Goal of the exercise: Go through the entries below and print each one exactly, leaving out pictures.

----

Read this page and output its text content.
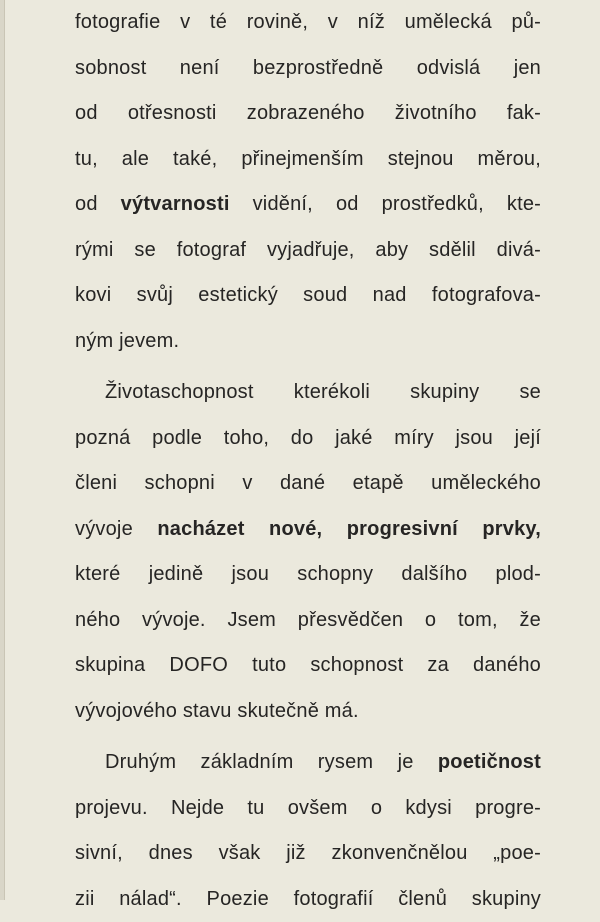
fotografie v té rovině, v níž umělecká pů-
sobnost není bezprostředně odvislá jen
od otřesnosti zobrazeného životního fak-
tu, ale také, přinejmenším stejnou měrou,
od výtvarnosti vidění, od prostředků, kte-
rými se fotograf vyjadřuje, aby sdělil divá-
kovi svůj estetický soud nad fotografova-
ným jevem.
Životaschopnost kterékoli skupiny se
pozná podle toho, do jaké míry jsou její
členi schopni v dané etapě uměleckého
vývoje nacházet nové, progresivní prvky,
které jedině jsou schopny dalšího plod-
ného vývoje. Jsem přesvědčen o tom, že
skupina DOFO tuto schopnost za daného
vývojového stavu skutečně má.
Druhým základním rysem je poetičnost
projevu. Nejde tu ovšem o kdysi progre-
sivní, dnes však již zkonvenčnělou „poe-
zii nálad“. Poezie fotografií členů skupiny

----

Exercise response:
Read this page and output its text content.
fotografie v té rovině, v níž umělecká pů-
sobnost není bezprostředně odvislá jen
od otřesnosti zobrazeného životního fak-
tu, ale také, přinejmenším stejnou měrou,
od výtvarnosti vidění, od prostředků, kte-
rými se fotograf vyjadřuje, aby sdělil divá-
kovi svůj estetický soud nad fotografova-
ným jevem.
Životaschopnost kterékoli skupiny se
pozná podle toho, do jaké míry jsou její
členi schopni v dané etapě uměleckého
vývoje nacházet nové, progresivní prvky,
které jedině jsou schopny dalšího plod-
ného vývoje. Jsem přesvědčen o tom, že
skupina DOFO tuto schopnost za daného
vývojového stavu skutečně má.
Druhým základním rysem je poetičnost
projevu. Nejde tu ovšem o kdysi progre-
sivní, dnes však již zkonvenčnělou „poe-
zii nálad“. Poezie fotografií členů skupiny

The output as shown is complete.